-------- Data

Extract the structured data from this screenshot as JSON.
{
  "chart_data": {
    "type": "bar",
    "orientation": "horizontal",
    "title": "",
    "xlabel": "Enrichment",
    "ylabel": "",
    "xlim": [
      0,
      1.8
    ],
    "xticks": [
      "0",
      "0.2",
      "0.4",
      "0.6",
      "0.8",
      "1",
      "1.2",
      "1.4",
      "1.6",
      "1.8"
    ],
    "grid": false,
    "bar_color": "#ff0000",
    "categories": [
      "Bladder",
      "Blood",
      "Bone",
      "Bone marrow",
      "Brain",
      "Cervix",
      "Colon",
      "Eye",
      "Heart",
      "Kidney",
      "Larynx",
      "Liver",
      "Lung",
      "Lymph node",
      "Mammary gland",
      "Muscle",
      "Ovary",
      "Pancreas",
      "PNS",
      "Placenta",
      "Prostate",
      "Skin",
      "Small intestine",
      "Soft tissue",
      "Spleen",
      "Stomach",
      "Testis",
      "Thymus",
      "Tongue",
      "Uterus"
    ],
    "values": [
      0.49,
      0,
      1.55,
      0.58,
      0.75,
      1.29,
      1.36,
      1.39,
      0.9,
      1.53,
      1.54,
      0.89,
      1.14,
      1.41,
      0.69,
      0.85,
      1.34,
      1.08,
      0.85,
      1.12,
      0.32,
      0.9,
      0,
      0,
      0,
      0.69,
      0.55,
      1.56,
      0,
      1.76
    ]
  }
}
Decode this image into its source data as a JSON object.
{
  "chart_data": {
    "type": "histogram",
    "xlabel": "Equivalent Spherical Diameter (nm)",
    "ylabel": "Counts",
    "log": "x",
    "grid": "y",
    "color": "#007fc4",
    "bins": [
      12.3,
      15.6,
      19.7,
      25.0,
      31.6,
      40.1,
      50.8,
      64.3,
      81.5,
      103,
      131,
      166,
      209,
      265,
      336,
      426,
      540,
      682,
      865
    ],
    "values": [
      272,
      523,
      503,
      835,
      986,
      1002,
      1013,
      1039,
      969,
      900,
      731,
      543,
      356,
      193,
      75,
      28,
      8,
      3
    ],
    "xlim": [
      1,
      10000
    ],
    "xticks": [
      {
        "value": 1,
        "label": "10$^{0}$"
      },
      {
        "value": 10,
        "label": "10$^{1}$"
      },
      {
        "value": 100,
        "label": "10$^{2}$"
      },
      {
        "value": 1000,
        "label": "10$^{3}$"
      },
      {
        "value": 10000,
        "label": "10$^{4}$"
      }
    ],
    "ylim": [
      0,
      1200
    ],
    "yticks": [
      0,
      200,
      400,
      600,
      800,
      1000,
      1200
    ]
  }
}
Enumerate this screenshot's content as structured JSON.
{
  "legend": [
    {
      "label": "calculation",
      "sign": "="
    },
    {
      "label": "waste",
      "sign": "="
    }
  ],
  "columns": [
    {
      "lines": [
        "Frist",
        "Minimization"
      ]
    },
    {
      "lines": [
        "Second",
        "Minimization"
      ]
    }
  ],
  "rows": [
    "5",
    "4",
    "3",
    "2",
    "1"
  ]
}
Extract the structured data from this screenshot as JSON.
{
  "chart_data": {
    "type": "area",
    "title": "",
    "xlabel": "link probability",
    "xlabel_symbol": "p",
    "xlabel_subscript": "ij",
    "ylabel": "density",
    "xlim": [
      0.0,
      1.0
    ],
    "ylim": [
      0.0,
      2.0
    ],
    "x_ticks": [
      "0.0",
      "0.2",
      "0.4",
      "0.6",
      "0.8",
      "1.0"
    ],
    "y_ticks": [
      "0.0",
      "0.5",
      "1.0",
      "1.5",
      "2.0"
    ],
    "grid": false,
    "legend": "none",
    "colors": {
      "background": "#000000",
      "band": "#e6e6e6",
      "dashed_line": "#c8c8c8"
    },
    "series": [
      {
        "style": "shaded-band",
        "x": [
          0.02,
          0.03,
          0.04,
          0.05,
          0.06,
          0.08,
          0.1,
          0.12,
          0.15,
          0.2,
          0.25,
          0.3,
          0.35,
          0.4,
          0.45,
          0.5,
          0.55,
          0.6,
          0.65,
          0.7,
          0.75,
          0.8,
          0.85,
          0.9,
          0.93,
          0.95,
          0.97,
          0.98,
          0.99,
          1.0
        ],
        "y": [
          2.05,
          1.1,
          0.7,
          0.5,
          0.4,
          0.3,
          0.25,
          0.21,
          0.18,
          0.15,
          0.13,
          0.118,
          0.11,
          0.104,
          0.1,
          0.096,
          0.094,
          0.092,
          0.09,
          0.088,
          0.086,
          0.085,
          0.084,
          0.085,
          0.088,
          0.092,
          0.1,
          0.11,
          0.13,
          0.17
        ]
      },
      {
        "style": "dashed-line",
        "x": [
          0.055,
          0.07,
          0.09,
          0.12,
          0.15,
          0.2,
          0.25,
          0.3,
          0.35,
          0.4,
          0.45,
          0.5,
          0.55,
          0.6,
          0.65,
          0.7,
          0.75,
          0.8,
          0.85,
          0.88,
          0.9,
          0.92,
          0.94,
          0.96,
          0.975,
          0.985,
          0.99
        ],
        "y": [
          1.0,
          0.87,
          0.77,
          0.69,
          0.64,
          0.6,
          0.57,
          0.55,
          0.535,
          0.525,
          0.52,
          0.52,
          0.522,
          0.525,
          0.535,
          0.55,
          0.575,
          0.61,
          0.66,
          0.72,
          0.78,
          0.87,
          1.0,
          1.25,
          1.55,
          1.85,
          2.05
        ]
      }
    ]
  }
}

----------------

:: Exercise ::
Your answer should be a single number: the count of lines in these records that hold the string "JSON".

:: Full answer ::
4